◆ Directions for this task: Scan the data below. Pull out each line where "value" occurs.

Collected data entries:
┄┄┄┄┄┄┄┄┄┄┄┄┄┄┄┄┄┄┄┄

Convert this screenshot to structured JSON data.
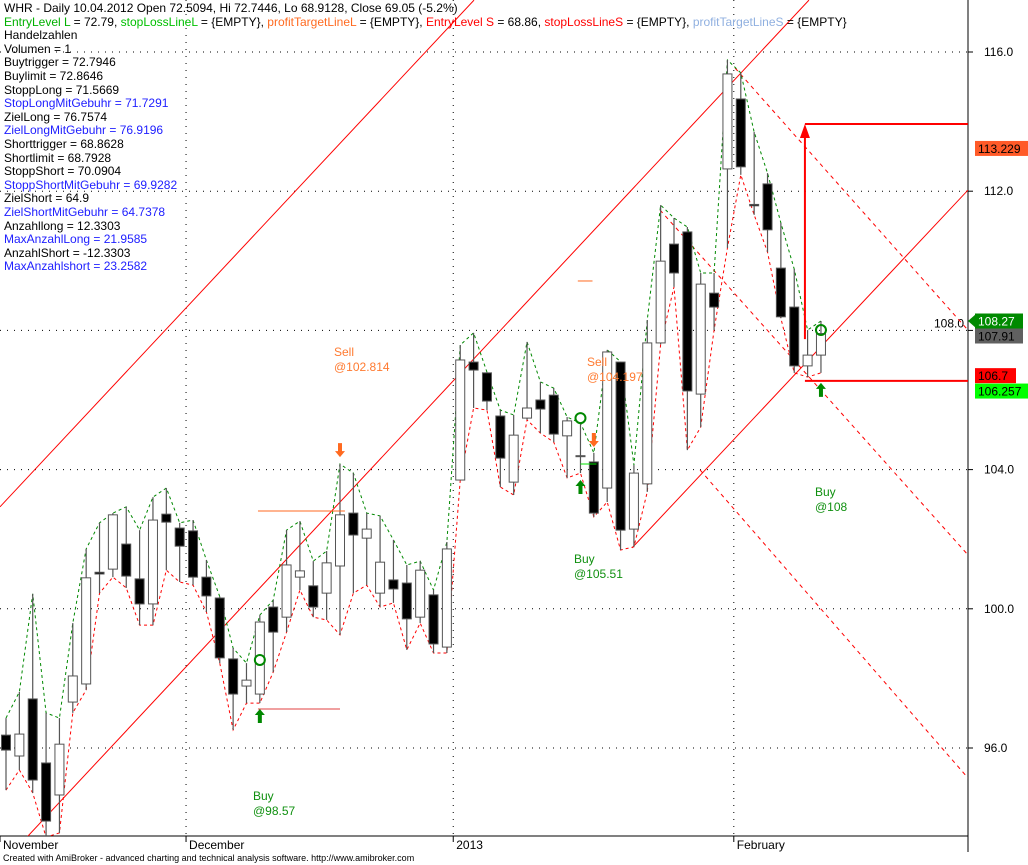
{
  "header": {
    "title": "WHR - Daily 10.04.2012 Open 72.5094, Hi 72.7446, Lo 68.9128, Close 69.05 (-5.2%)",
    "levels": [
      {
        "text": "EntryLevel L",
        "color": "#00b000"
      },
      {
        "text": " = 72.79, ",
        "color": "#000000"
      },
      {
        "text": "stopLossLineL",
        "color": "#00c000"
      },
      {
        "text": " = {EMPTY}, ",
        "color": "#000000"
      },
      {
        "text": "profitTargetLineL",
        "color": "#ff6a20"
      },
      {
        "text": " = {EMPTY}, ",
        "color": "#000000"
      },
      {
        "text": "EntryLevel S",
        "color": "#ff0000"
      },
      {
        "text": " = 68.86, ",
        "color": "#000000"
      },
      {
        "text": "stopLossLineS",
        "color": "#ff0000"
      },
      {
        "text": " = {EMPTY}, ",
        "color": "#000000"
      },
      {
        "text": "profitTargetLineS",
        "color": "#90b0e0"
      },
      {
        "text": " = {EMPTY}",
        "color": "#000000"
      }
    ],
    "lines": [
      {
        "text": "Handelzahlen",
        "color": "#000000"
      },
      {
        "text": "Volumen = 1",
        "color": "#000000"
      },
      {
        "text": "Buytrigger = 72.7946",
        "color": "#000000"
      },
      {
        "text": "Buylimit = 72.8646",
        "color": "#000000"
      },
      {
        "text": "StoppLong = 71.5669",
        "color": "#000000"
      },
      {
        "text": "StopLongMitGebuhr = 71.7291",
        "color": "#2020ff"
      },
      {
        "text": "ZielLong = 76.7574",
        "color": "#000000"
      },
      {
        "text": "ZielLongMitGebuhr = 76.9196",
        "color": "#2020ff"
      },
      {
        "text": "Shorttrigger = 68.8628",
        "color": "#000000"
      },
      {
        "text": "Shortlimit = 68.7928",
        "color": "#000000"
      },
      {
        "text": "StoppShort = 70.0904",
        "color": "#000000"
      },
      {
        "text": "StoppShortMitGebuhr = 69.9282",
        "color": "#2020ff"
      },
      {
        "text": "ZielShort = 64.9",
        "color": "#000000"
      },
      {
        "text": "ZielShortMitGebuhr = 64.7378",
        "color": "#2020ff"
      },
      {
        "text": "Anzahllong = 12.3303",
        "color": "#000000"
      },
      {
        "text": "MaxAnzahlLong = 21.9585",
        "color": "#2020ff"
      },
      {
        "text": "AnzahlShort = -12.3303",
        "color": "#000000"
      },
      {
        "text": "MaxAnzahlshort = 23.2582",
        "color": "#2020ff"
      }
    ]
  },
  "footer": "Created with AmiBroker - advanced charting and technical analysis software. http://www.amibroker.com",
  "chart_data": {
    "type": "candlestick",
    "ylim": [
      93.4,
      117.5
    ],
    "yticks": [
      {
        "value": 96,
        "label": "96.0"
      },
      {
        "value": 100,
        "label": "100.0"
      },
      {
        "value": 104,
        "label": "104.0"
      },
      {
        "value": 108,
        "label": "108.0"
      },
      {
        "value": 112,
        "label": "112.0"
      },
      {
        "value": 116,
        "label": "116.0"
      }
    ],
    "xticks": [
      {
        "bar": 0,
        "label": "November"
      },
      {
        "bar": 14,
        "label": "December"
      },
      {
        "bar": 34,
        "label": "2013"
      },
      {
        "bar": 55,
        "label": "February"
      }
    ],
    "grid": true,
    "ohlc": [
      [
        96.37,
        96.86,
        94.79,
        95.94
      ],
      [
        95.77,
        97.61,
        95.37,
        96.4
      ],
      [
        97.41,
        100.43,
        94.71,
        95.08
      ],
      [
        95.57,
        97.01,
        93.44,
        93.9
      ],
      [
        94.65,
        96.86,
        93.56,
        96.11
      ],
      [
        97.32,
        99.59,
        97.01,
        98.07
      ],
      [
        97.84,
        101.72,
        97.67,
        100.89
      ],
      [
        101.05,
        102.47,
        100.45,
        101.0
      ],
      [
        101.14,
        102.75,
        100.91,
        102.7
      ],
      [
        101.86,
        102.93,
        100.6,
        100.94
      ],
      [
        100.86,
        102.26,
        99.53,
        100.14
      ],
      [
        100.14,
        103.21,
        99.53,
        102.55
      ],
      [
        102.72,
        103.47,
        101.11,
        102.49
      ],
      [
        102.32,
        102.47,
        100.77,
        101.8
      ],
      [
        102.24,
        102.55,
        100.68,
        100.91
      ],
      [
        100.91,
        101.4,
        99.91,
        100.37
      ],
      [
        100.31,
        100.35,
        98.44,
        98.59
      ],
      [
        98.56,
        98.87,
        96.52,
        97.55
      ],
      [
        97.78,
        98.44,
        97.29,
        97.95
      ],
      [
        97.55,
        99.82,
        97.29,
        99.62
      ],
      [
        100.05,
        100.25,
        98.18,
        99.33
      ],
      [
        99.76,
        102.26,
        99.33,
        101.26
      ],
      [
        100.91,
        102.52,
        100.54,
        101.09
      ],
      [
        100.66,
        101.37,
        99.76,
        100.05
      ],
      [
        100.45,
        101.66,
        99.68,
        101.32
      ],
      [
        101.23,
        104.16,
        99.25,
        102.7
      ],
      [
        102.75,
        103.9,
        100.45,
        102.12
      ],
      [
        102.03,
        102.75,
        100.68,
        102.29
      ],
      [
        100.45,
        102.67,
        100.05,
        101.34
      ],
      [
        100.83,
        101.98,
        100.17,
        100.57
      ],
      [
        100.74,
        101.26,
        98.82,
        99.71
      ],
      [
        99.76,
        101.37,
        99.59,
        101.11
      ],
      [
        100.4,
        100.54,
        98.73,
        98.99
      ],
      [
        98.9,
        101.92,
        98.73,
        101.72
      ],
      [
        103.7,
        107.58,
        103.7,
        107.15
      ],
      [
        107.09,
        107.93,
        105.77,
        106.86
      ],
      [
        106.78,
        106.8,
        105.71,
        105.97
      ],
      [
        105.54,
        105.71,
        103.5,
        104.33
      ],
      [
        103.64,
        105.57,
        103.27,
        104.99
      ],
      [
        105.48,
        107.67,
        105.43,
        105.77
      ],
      [
        106.0,
        106.52,
        105.05,
        105.74
      ],
      [
        106.14,
        106.34,
        104.79,
        105.02
      ],
      [
        104.97,
        105.51,
        103.76,
        105.4
      ],
      [
        104.4,
        105.34,
        103.9,
        104.38
      ],
      [
        104.22,
        104.48,
        102.64,
        102.75
      ],
      [
        103.47,
        107.44,
        103.07,
        107.38
      ],
      [
        107.09,
        107.1,
        101.69,
        102.26
      ],
      [
        102.29,
        104.13,
        101.78,
        103.9
      ],
      [
        103.59,
        108.3,
        103.36,
        107.64
      ],
      [
        107.64,
        111.6,
        107.6,
        109.99
      ],
      [
        110.48,
        111.23,
        109.25,
        109.65
      ],
      [
        110.83,
        110.97,
        104.56,
        106.26
      ],
      [
        106.17,
        109.65,
        105.22,
        109.33
      ],
      [
        109.07,
        109.65,
        108.01,
        108.67
      ],
      [
        112.64,
        115.77,
        110.37,
        115.37
      ],
      [
        114.65,
        115.4,
        112.47,
        112.7
      ],
      [
        111.62,
        113.7,
        111.32,
        111.58
      ],
      [
        112.21,
        112.52,
        110.25,
        110.89
      ],
      [
        109.79,
        111.09,
        108.35,
        108.39
      ],
      [
        108.67,
        109.76,
        106.78,
        106.98
      ],
      [
        106.98,
        108.01,
        106.66,
        107.29
      ],
      [
        107.29,
        108.27,
        106.78,
        107.91
      ]
    ],
    "trendlines": [
      {
        "style": "solid",
        "color": "#ff0000",
        "from": [
          -0.45,
          102.93
        ],
        "to": [
          35.03,
          117.49
        ]
      },
      {
        "style": "solid",
        "color": "#ff0000",
        "from": [
          1.57,
          93.44
        ],
        "to": [
          60.1,
          117.49
        ]
      },
      {
        "style": "solid",
        "color": "#ff0000",
        "from": [
          46.86,
          101.75
        ],
        "to": [
          72.0,
          112.03
        ]
      },
      {
        "style": "dashed",
        "color": "#ff0000",
        "from": [
          54.57,
          115.54
        ],
        "to": [
          72.0,
          108.01
        ]
      },
      {
        "style": "dashed",
        "color": "#ff0000",
        "from": [
          48.95,
          111.46
        ],
        "to": [
          72.0,
          101.55
        ]
      },
      {
        "style": "dashed",
        "color": "#ff0000",
        "from": [
          51.95,
          103.99
        ],
        "to": [
          72.0,
          95.14
        ]
      }
    ],
    "levels": [
      {
        "color": "#ff6a20",
        "width": 1,
        "from": 18.86,
        "to": 25.37,
        "price": 102.81
      },
      {
        "color": "#ff6a20",
        "width": 1,
        "from": 42.8,
        "to": 43.9,
        "price": 109.42
      },
      {
        "color": "#e04040",
        "width": 1,
        "from": 18.86,
        "to": 25.0,
        "price": 97.12
      },
      {
        "color": "#00e000",
        "width": 1,
        "from": 43.0,
        "to": 44.2,
        "price": 104.16
      },
      {
        "color": "#ff0000",
        "width": 2,
        "from": 59.8,
        "to": 72.0,
        "price": 113.93
      },
      {
        "color": "#ff0000",
        "width": 2,
        "from": 59.8,
        "to": 72.9,
        "price": 106.55
      }
    ],
    "target_arrow": {
      "color": "#ff0000",
      "bar": 59.8,
      "from": 107.75,
      "to": 113.93
    },
    "markers": [
      {
        "kind": "circle",
        "bar": 19,
        "price": 98.53,
        "color": "#008800"
      },
      {
        "kind": "circle",
        "bar": 43,
        "price": 105.48,
        "color": "#008800"
      },
      {
        "kind": "circle",
        "bar": 61,
        "price": 108.01,
        "color": "#008800"
      },
      {
        "kind": "down-arrow",
        "bar": 25,
        "price": 104.56,
        "color": "#ff6a20"
      },
      {
        "kind": "down-arrow",
        "bar": 44,
        "price": 104.85,
        "color": "#ff6a20"
      },
      {
        "kind": "up-arrow",
        "bar": 19,
        "price": 96.92,
        "color": "#008800"
      },
      {
        "kind": "up-arrow",
        "bar": 43,
        "price": 103.5,
        "color": "#008800"
      },
      {
        "kind": "up-arrow",
        "bar": 61,
        "price": 106.29,
        "color": "#008800"
      }
    ],
    "signals": [
      {
        "action": "Sell",
        "price_text": "@102.814",
        "color": "#ff7a30"
      },
      {
        "action": "Sell",
        "price_text": "@104.197",
        "color": "#ff7a30"
      },
      {
        "action": "Buy",
        "price_text": "@98.57",
        "color": "#109010"
      },
      {
        "action": "Buy",
        "price_text": "@105.51",
        "color": "#109010"
      },
      {
        "action": "Buy",
        "price_text": "@108",
        "color": "#109010"
      }
    ],
    "price_tags": [
      {
        "value": 113.229,
        "label": "113.229",
        "bg": "#ff5a28",
        "fg": "#000000"
      },
      {
        "value": 108.27,
        "label": "108.27",
        "bg": "#008a00",
        "fg": "#ffffff"
      },
      {
        "value": 107.91,
        "label": "107.91",
        "bg": "#606060",
        "fg": "#000000"
      },
      {
        "value": 106.7,
        "label": "106.7",
        "bg": "#ff0000",
        "fg": "#000000"
      },
      {
        "value": 106.257,
        "label": "106.257",
        "bg": "#00ff00",
        "fg": "#000000"
      }
    ],
    "overlay_colors": {
      "upper_band": "#008800",
      "lower_band": "#ff0000"
    }
  }
}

┄┄┄┄┄┄┄┄┄┄┄┄┄┄┄┄┄┄┄┄

◆ Task solution:
        "value": 96,
        "value": 100,
        "value": 104,
        "value": 108,
        "value": 112,
        "value": 116,
        "value": 113.229,
        "value": 108.27,
        "value": 107.91,
        "value": 106.7,
        "value": 106.257,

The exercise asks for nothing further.